[Dataset records]
══════════
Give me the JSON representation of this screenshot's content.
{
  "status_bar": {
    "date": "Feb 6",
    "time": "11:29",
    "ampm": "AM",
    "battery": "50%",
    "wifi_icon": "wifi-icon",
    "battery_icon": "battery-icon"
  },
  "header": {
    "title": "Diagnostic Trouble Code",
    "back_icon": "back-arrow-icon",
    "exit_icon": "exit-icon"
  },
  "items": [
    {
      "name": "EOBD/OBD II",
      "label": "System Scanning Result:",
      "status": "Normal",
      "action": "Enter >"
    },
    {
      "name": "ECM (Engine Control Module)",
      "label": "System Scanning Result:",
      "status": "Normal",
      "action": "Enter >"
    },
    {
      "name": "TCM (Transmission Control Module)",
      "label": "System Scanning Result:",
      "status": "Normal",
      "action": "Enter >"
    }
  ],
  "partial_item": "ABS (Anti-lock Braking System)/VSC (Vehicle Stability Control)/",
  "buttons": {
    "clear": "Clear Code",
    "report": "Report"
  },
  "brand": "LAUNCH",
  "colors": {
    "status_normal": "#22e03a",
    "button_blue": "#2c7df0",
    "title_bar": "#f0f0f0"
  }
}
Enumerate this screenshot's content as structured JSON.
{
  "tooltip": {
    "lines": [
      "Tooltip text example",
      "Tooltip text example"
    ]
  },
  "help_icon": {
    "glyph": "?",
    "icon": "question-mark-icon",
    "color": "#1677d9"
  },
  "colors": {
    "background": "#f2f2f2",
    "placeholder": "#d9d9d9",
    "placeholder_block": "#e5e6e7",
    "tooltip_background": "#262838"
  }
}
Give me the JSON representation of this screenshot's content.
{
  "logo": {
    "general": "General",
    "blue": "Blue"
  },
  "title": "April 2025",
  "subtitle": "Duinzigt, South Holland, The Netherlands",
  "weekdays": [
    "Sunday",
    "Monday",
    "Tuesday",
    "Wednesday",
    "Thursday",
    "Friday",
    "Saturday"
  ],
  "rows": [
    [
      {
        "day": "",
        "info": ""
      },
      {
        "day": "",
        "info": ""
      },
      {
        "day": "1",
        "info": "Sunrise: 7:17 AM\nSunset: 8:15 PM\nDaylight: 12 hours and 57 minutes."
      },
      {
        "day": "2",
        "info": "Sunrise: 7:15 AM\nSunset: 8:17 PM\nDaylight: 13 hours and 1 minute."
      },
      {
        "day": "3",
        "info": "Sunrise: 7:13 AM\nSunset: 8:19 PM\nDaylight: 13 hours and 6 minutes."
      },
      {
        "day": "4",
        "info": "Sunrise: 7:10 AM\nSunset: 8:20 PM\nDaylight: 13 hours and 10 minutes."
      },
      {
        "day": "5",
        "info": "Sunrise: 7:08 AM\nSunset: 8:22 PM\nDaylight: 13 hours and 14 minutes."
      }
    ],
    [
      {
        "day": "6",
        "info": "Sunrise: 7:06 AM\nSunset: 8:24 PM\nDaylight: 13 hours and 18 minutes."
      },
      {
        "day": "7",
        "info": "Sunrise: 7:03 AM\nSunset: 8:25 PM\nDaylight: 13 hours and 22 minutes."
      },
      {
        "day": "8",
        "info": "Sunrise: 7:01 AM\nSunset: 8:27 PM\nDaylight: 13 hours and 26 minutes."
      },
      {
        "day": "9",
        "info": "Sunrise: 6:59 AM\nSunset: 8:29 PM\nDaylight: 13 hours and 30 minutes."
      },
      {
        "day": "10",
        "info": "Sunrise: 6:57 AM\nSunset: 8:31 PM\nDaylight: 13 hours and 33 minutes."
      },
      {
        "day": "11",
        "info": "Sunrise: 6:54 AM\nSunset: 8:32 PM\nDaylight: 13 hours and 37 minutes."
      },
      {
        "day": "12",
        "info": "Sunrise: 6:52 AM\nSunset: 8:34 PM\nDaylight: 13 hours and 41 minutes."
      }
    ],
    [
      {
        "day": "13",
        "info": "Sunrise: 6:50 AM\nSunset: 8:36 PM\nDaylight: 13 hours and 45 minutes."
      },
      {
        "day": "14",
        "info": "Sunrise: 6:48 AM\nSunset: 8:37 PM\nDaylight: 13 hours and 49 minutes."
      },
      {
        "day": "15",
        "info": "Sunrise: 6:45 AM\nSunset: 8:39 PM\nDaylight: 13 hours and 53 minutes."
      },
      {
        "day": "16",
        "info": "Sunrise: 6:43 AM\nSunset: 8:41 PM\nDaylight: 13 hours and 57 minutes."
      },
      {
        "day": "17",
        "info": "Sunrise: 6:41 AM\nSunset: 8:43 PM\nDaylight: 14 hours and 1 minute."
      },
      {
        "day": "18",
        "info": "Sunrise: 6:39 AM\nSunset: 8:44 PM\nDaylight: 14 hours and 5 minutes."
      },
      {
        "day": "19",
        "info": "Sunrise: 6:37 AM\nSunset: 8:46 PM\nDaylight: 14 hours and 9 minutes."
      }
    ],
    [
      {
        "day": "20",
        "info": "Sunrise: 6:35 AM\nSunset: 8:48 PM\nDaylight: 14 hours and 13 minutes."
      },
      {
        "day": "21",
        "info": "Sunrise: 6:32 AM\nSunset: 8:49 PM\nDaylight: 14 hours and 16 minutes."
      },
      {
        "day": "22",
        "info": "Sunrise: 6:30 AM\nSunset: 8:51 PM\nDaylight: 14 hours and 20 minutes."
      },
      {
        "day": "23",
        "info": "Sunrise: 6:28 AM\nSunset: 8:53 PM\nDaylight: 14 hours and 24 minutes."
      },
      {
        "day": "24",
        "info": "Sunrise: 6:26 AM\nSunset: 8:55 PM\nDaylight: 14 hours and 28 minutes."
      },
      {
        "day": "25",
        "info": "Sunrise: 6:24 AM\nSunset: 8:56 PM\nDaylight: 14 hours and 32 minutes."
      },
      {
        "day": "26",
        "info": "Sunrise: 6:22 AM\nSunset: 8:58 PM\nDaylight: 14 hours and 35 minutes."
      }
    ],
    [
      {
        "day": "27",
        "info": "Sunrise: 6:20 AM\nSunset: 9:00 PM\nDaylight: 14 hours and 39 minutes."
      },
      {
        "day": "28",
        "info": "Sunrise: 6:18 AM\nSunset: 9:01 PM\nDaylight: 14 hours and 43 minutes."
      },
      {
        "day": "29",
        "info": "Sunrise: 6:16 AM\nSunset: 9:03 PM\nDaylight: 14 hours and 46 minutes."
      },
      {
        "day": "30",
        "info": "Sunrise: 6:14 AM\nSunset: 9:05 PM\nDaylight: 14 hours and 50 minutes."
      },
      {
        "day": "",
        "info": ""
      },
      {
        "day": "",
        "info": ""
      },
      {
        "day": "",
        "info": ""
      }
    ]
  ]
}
══════════
**WORK TO DO:**
Reproduce all data above, unchanged.

**TASK RESULT:**
Give me the JSON representation of this screenshot's content.
{
  "status_bar": {
    "date": "Feb 6",
    "time": "11:29",
    "ampm": "AM",
    "battery": "50%",
    "wifi_icon": "wifi-icon",
    "battery_icon": "battery-icon"
  },
  "header": {
    "title": "Diagnostic Trouble Code",
    "back_icon": "back-arrow-icon",
    "exit_icon": "exit-icon"
  },
  "items": [
    {
      "name": "EOBD/OBD II",
      "label": "System Scanning Result:",
      "status": "Normal",
      "action": "Enter >"
    },
    {
      "name": "ECM (Engine Control Module)",
      "label": "System Scanning Result:",
      "status": "Normal",
      "action": "Enter >"
    },
    {
      "name": "TCM (Transmission Control Module)",
      "label": "System Scanning Result:",
      "status": "Normal",
      "action": "Enter >"
    }
  ],
  "partial_item": "ABS (Anti-lock Braking System)/VSC (Vehicle Stability Control)/",
  "buttons": {
    "clear": "Clear Code",
    "report": "Report"
  },
  "brand": "LAUNCH",
  "colors": {
    "status_normal": "#22e03a",
    "button_blue": "#2c7df0",
    "title_bar": "#f0f0f0"
  }
}
Enumerate this screenshot's content as structured JSON.
{
  "tooltip": {
    "lines": [
      "Tooltip text example",
      "Tooltip text example"
    ]
  },
  "help_icon": {
    "glyph": "?",
    "icon": "question-mark-icon",
    "color": "#1677d9"
  },
  "colors": {
    "background": "#f2f2f2",
    "placeholder": "#d9d9d9",
    "placeholder_block": "#e5e6e7",
    "tooltip_background": "#262838"
  }
}
Give me the JSON representation of this screenshot's content.
{
  "logo": {
    "general": "General",
    "blue": "Blue"
  },
  "title": "April 2025",
  "subtitle": "Duinzigt, South Holland, The Netherlands",
  "weekdays": [
    "Sunday",
    "Monday",
    "Tuesday",
    "Wednesday",
    "Thursday",
    "Friday",
    "Saturday"
  ],
  "rows": [
    [
      {
        "day": "",
        "info": ""
      },
      {
        "day": "",
        "info": ""
      },
      {
        "day": "1",
        "info": "Sunrise: 7:17 AM\nSunset: 8:15 PM\nDaylight: 12 hours and 57 minutes."
      },
      {
        "day": "2",
        "info": "Sunrise: 7:15 AM\nSunset: 8:17 PM\nDaylight: 13 hours and 1 minute."
      },
      {
        "day": "3",
        "info": "Sunrise: 7:13 AM\nSunset: 8:19 PM\nDaylight: 13 hours and 6 minutes."
      },
      {
        "day": "4",
        "info": "Sunrise: 7:10 AM\nSunset: 8:20 PM\nDaylight: 13 hours and 10 minutes."
      },
      {
        "day": "5",
        "info": "Sunrise: 7:08 AM\nSunset: 8:22 PM\nDaylight: 13 hours and 14 minutes."
      }
    ],
    [
      {
        "day": "6",
        "info": "Sunrise: 7:06 AM\nSunset: 8:24 PM\nDaylight: 13 hours and 18 minutes."
      },
      {
        "day": "7",
        "info": "Sunrise: 7:03 AM\nSunset: 8:25 PM\nDaylight: 13 hours and 22 minutes."
      },
      {
        "day": "8",
        "info": "Sunrise: 7:01 AM\nSunset: 8:27 PM\nDaylight: 13 hours and 26 minutes."
      },
      {
        "day": "9",
        "info": "Sunrise: 6:59 AM\nSunset: 8:29 PM\nDaylight: 13 hours and 30 minutes."
      },
      {
        "day": "10",
        "info": "Sunrise: 6:57 AM\nSunset: 8:31 PM\nDaylight: 13 hours and 33 minutes."
      },
      {
        "day": "11",
        "info": "Sunrise: 6:54 AM\nSunset: 8:32 PM\nDaylight: 13 hours and 37 minutes."
      },
      {
        "day": "12",
        "info": "Sunrise: 6:52 AM\nSunset: 8:34 PM\nDaylight: 13 hours and 41 minutes."
      }
    ],
    [
      {
        "day": "13",
        "info": "Sunrise: 6:50 AM\nSunset: 8:36 PM\nDaylight: 13 hours and 45 minutes."
      },
      {
        "day": "14",
        "info": "Sunrise: 6:48 AM\nSunset: 8:37 PM\nDaylight: 13 hours and 49 minutes."
      },
      {
        "day": "15",
        "info": "Sunrise: 6:45 AM\nSunset: 8:39 PM\nDaylight: 13 hours and 53 minutes."
      },
      {
        "day": "16",
        "info": "Sunrise: 6:43 AM\nSunset: 8:41 PM\nDaylight: 13 hours and 57 minutes."
      },
      {
        "day": "17",
        "info": "Sunrise: 6:41 AM\nSunset: 8:43 PM\nDaylight: 14 hours and 1 minute."
      },
      {
        "day": "18",
        "info": "Sunrise: 6:39 AM\nSunset: 8:44 PM\nDaylight: 14 hours and 5 minutes."
      },
      {
        "day": "19",
        "info": "Sunrise: 6:37 AM\nSunset: 8:46 PM\nDaylight: 14 hours and 9 minutes."
      }
    ],
    [
      {
        "day": "20",
        "info": "Sunrise: 6:35 AM\nSunset: 8:48 PM\nDaylight: 14 hours and 13 minutes."
      },
      {
        "day": "21",
        "info": "Sunrise: 6:32 AM\nSunset: 8:49 PM\nDaylight: 14 hours and 16 minutes."
      },
      {
        "day": "22",
        "info": "Sunrise: 6:30 AM\nSunset: 8:51 PM\nDaylight: 14 hours and 20 minutes."
      },
      {
        "day": "23",
        "info": "Sunrise: 6:28 AM\nSunset: 8:53 PM\nDaylight: 14 hours and 24 minutes."
      },
      {
        "day": "24",
        "info": "Sunrise: 6:26 AM\nSunset: 8:55 PM\nDaylight: 14 hours and 28 minutes."
      },
      {
        "day": "25",
        "info": "Sunrise: 6:24 AM\nSunset: 8:56 PM\nDaylight: 14 hours and 32 minutes."
      },
      {
        "day": "26",
        "info": "Sunrise: 6:22 AM\nSunset: 8:58 PM\nDaylight: 14 hours and 35 minutes."
      }
    ],
    [
      {
        "day": "27",
        "info": "Sunrise: 6:20 AM\nSunset: 9:00 PM\nDaylight: 14 hours and 39 minutes."
      },
      {
        "day": "28",
        "info": "Sunrise: 6:18 AM\nSunset: 9:01 PM\nDaylight: 14 hours and 43 minutes."
      },
      {
        "day": "29",
        "info": "Sunrise: 6:16 AM\nSunset: 9:03 PM\nDaylight: 14 hours and 46 minutes."
      },
      {
        "day": "30",
        "info": "Sunrise: 6:14 AM\nSunset: 9:05 PM\nDaylight: 14 hours and 50 minutes."
      },
      {
        "day": "",
        "info": ""
      },
      {
        "day": "",
        "info": ""
      },
      {
        "day": "",
        "info": ""
      }
    ]
  ]
}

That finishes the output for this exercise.